• [WRITTEN EXERCISE]: Write out the entries verbatim and leave the images out of the copy.
──────── DATASET CONTENT
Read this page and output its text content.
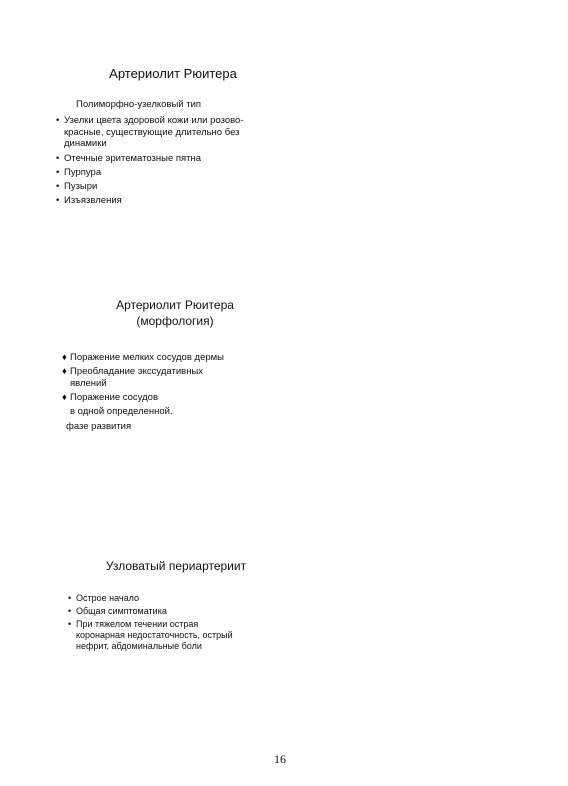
Артериолит Рюитера
Полиморфно-узелковый тип
• Узелки цвета здоровой кожи или розово-
красные, существующие длительно без
динамики
• Отечные эритематозные пятна
• Пурпура
• Пузыри
• Изъязвления
Артериолит Рюитера
(морфология)
♦ Поражение мелких сосудов дермы
♦ Преобладание экссудативных
явлений
♦ Поражение сосудов
в одной определенной.
фазе развития
Узловатый периартериит
• Острое начало
• Общая симптоматика
• При тяжелом течении острая
коронарная недостаточность, острый
нефрит, абдоминальные боли
16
────────────────
• [WORKED SOLUTION]:
Read this page and output its text content.
Артериолит Рюитера
Полиморфно-узелковый тип
• Узелки цвета здоровой кожи или розово-
красные, существующие длительно без
динамики
• Отечные эритематозные пятна
• Пурпура
• Пузыри
• Изъязвления
Артериолит Рюитера
(морфология)
♦ Поражение мелких сосудов дермы
♦ Преобладание экссудативных
явлений
♦ Поражение сосудов
в одной определенной.
фазе развития
Узловатый периартериит
• Острое начало
• Общая симптоматика
• При тяжелом течении острая
коронарная недостаточность, острый
нефрит, абдоминальные боли
16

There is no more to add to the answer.